>> START Data to process

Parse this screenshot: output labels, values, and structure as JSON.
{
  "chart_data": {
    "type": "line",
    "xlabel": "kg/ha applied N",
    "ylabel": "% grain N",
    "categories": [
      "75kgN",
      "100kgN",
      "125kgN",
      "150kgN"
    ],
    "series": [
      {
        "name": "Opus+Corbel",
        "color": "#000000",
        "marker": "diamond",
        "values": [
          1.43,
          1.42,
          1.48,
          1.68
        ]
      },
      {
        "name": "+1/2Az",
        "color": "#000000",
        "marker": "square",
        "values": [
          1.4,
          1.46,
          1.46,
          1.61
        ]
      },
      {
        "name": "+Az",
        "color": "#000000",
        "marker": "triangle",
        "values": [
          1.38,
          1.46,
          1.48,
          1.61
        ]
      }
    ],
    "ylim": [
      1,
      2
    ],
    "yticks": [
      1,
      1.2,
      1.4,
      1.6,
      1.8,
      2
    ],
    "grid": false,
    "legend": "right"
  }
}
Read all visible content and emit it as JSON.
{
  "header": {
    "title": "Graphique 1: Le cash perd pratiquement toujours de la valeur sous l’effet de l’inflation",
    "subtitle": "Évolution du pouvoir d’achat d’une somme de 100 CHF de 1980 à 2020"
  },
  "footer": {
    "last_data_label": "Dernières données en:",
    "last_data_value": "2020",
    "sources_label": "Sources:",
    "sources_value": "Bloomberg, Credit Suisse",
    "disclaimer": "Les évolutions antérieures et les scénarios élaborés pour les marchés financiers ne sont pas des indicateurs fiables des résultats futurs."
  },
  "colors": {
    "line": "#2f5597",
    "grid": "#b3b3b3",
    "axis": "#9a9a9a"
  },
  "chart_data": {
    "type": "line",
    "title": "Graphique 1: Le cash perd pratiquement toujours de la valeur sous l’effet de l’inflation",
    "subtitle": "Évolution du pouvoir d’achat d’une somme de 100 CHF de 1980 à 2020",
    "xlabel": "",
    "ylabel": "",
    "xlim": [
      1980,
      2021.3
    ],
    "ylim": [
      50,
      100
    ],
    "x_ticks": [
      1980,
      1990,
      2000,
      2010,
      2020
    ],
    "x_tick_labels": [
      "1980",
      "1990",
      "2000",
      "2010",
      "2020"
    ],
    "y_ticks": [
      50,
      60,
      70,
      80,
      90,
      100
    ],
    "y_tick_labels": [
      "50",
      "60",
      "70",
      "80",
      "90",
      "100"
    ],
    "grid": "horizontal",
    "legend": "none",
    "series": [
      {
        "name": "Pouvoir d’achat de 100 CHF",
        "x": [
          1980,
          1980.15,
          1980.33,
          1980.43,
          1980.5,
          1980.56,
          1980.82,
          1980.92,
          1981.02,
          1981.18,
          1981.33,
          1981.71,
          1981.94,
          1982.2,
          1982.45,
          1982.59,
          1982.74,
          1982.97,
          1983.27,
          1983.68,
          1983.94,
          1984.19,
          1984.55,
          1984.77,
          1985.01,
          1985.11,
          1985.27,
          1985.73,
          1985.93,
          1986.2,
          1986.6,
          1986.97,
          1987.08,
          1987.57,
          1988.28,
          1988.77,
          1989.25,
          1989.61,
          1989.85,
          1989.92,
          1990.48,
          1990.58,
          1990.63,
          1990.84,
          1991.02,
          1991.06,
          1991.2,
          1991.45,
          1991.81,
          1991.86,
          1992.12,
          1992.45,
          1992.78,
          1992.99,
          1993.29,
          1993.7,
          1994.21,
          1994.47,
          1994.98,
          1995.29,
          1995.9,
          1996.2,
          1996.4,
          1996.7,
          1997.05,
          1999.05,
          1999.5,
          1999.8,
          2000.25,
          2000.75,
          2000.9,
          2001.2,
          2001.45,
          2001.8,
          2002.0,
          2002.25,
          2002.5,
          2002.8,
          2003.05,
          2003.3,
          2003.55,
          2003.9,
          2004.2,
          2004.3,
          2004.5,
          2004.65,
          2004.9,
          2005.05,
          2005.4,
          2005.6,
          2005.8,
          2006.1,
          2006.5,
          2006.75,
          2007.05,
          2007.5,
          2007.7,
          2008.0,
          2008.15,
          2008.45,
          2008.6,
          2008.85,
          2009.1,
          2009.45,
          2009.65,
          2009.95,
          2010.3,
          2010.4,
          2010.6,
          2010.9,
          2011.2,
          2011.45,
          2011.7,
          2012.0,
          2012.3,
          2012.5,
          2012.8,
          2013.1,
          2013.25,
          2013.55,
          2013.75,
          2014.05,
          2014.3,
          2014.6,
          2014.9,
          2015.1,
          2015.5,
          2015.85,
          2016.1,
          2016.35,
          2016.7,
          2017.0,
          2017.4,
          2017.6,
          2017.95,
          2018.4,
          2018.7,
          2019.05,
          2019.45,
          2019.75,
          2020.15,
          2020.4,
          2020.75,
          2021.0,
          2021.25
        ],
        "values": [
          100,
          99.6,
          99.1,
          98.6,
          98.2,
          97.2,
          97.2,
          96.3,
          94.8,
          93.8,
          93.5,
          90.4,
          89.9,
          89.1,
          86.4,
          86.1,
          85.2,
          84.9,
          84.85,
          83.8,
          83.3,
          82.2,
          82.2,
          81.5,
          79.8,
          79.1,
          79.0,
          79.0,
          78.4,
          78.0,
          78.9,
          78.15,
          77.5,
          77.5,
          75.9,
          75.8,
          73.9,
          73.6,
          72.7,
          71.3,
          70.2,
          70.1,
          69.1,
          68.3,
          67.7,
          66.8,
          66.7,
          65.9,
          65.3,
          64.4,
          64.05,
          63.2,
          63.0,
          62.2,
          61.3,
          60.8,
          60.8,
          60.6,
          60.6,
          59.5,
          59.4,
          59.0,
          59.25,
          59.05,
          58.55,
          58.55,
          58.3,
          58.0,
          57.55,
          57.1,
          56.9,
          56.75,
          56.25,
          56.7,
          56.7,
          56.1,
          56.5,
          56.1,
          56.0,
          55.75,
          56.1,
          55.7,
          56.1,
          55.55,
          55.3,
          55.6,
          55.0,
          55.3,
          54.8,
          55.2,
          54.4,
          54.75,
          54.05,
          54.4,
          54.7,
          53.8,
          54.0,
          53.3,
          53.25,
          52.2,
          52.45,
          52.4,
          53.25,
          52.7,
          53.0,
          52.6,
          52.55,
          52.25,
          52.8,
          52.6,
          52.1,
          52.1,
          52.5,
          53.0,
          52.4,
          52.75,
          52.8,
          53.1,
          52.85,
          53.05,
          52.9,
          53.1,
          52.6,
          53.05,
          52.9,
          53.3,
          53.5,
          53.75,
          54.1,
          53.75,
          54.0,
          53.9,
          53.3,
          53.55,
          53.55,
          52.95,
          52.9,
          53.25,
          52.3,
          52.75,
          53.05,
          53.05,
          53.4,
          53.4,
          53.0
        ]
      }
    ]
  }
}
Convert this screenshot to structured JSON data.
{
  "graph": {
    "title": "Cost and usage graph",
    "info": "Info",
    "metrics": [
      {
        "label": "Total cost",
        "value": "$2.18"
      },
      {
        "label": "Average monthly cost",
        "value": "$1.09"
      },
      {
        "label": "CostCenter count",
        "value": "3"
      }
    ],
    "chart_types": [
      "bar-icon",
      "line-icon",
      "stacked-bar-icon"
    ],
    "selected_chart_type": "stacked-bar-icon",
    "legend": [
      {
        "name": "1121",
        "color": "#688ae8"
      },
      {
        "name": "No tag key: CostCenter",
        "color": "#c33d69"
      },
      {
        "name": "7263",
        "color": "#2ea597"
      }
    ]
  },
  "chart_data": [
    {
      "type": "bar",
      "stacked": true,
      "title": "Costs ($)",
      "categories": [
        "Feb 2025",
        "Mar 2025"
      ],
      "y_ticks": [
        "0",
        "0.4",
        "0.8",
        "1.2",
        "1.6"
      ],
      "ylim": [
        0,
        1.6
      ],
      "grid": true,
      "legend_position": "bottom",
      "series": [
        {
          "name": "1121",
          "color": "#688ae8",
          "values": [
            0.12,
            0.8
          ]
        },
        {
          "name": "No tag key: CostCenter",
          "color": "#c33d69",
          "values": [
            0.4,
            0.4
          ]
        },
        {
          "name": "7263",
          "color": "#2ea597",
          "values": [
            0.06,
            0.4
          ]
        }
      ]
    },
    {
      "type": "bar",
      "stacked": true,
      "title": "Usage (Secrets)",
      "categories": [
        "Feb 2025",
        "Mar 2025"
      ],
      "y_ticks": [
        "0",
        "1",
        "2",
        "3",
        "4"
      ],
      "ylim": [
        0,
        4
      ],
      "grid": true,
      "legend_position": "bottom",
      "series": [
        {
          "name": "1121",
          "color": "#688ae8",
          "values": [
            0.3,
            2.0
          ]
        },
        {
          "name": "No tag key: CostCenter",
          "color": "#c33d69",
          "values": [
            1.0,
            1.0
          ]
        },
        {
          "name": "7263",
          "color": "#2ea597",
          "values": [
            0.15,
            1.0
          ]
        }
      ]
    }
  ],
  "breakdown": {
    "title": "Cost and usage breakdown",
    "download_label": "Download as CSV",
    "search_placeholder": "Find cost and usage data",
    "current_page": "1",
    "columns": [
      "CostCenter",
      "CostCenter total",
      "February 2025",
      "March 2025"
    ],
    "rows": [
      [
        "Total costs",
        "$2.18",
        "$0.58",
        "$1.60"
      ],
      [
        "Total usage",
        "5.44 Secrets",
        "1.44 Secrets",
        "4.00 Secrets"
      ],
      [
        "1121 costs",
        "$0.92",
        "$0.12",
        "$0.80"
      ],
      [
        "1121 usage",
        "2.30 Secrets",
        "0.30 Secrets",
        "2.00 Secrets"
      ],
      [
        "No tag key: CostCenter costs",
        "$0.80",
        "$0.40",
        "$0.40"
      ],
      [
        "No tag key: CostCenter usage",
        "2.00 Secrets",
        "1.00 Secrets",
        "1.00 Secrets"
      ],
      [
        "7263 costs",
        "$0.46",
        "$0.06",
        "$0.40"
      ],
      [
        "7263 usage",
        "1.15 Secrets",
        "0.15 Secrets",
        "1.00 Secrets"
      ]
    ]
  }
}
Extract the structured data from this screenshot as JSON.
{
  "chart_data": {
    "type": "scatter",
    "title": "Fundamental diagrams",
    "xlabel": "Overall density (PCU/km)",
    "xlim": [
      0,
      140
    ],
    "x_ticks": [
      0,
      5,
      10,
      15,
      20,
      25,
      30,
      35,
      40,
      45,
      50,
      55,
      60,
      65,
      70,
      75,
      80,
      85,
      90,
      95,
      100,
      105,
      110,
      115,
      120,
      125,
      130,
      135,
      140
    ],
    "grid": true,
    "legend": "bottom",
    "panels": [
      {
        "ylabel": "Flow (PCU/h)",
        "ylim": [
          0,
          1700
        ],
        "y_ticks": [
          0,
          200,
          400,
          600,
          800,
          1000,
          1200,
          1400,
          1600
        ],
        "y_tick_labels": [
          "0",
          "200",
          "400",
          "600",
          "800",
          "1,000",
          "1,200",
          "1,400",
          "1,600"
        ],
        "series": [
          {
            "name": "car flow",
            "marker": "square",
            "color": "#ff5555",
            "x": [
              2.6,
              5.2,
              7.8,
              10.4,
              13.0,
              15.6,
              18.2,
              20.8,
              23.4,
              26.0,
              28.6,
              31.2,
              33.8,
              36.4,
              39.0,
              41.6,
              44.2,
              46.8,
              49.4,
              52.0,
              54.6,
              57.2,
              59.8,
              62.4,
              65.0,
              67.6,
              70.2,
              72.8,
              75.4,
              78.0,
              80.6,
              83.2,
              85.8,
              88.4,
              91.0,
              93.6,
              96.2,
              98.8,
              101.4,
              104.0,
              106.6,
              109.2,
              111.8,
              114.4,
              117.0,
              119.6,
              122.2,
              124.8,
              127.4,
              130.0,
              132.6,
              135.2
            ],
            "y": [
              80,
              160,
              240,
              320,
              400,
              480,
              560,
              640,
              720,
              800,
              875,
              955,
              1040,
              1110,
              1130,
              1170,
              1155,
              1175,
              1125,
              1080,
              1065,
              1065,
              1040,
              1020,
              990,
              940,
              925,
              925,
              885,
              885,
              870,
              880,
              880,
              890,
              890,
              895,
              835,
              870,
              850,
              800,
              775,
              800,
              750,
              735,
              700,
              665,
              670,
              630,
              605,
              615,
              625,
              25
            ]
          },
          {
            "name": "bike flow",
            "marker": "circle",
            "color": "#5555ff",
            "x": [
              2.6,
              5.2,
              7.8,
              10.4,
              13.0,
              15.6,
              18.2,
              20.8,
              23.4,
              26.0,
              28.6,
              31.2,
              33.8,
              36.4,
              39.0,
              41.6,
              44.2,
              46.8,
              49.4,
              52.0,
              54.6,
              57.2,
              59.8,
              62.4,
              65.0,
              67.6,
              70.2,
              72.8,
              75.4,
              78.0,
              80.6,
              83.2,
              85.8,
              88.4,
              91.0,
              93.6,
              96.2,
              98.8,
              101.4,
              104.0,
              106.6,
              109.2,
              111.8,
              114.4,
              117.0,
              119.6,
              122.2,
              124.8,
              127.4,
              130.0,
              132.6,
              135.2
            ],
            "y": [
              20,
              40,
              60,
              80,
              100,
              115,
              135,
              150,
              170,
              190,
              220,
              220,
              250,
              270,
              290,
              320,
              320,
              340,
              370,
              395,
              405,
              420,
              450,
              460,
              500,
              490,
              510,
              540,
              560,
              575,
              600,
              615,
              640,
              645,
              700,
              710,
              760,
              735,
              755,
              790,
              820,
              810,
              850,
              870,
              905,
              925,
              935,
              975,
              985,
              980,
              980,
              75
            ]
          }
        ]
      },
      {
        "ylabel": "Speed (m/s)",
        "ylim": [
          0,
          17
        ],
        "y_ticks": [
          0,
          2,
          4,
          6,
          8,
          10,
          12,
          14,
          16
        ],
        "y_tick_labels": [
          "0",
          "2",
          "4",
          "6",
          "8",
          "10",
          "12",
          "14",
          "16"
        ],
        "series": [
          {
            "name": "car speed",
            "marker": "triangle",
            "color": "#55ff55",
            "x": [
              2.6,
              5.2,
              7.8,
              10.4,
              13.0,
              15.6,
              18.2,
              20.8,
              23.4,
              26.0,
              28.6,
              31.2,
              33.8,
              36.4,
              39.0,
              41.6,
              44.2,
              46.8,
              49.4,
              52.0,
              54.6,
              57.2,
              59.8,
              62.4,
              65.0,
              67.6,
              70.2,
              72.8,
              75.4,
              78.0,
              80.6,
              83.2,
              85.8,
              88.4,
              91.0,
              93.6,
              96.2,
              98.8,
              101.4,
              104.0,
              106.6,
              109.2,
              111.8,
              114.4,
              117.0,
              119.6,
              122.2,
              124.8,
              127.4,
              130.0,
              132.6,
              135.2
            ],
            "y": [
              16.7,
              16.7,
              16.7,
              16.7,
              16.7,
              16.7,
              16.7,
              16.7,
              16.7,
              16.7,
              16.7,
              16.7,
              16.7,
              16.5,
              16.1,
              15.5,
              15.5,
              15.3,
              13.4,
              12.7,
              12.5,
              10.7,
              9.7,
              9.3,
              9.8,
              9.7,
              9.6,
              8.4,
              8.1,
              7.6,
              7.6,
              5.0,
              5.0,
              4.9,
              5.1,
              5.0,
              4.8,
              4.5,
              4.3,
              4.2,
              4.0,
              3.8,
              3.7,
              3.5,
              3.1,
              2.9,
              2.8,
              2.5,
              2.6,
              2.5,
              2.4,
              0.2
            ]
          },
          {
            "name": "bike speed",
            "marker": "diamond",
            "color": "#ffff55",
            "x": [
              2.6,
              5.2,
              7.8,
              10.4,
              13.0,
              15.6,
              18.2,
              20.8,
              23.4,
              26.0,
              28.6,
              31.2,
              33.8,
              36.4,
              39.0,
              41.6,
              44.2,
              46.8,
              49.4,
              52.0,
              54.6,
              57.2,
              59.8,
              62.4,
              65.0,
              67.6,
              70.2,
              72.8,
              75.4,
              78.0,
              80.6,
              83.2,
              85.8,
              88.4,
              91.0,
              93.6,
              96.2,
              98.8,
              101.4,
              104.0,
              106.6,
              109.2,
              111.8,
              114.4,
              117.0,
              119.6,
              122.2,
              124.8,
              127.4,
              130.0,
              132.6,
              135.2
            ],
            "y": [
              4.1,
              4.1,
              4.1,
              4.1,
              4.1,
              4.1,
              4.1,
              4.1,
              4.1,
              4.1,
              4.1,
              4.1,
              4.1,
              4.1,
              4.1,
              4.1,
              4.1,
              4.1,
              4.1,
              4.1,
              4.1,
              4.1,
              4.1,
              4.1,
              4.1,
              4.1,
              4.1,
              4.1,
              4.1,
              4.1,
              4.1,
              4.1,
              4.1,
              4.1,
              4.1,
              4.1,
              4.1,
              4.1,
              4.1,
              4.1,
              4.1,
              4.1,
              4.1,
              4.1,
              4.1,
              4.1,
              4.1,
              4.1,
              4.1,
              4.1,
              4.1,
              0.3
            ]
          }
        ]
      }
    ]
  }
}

>> END Data to process

» Short exercise: Return only the number of lines in the entries that contain the string "JSON".

» Worked solution: 4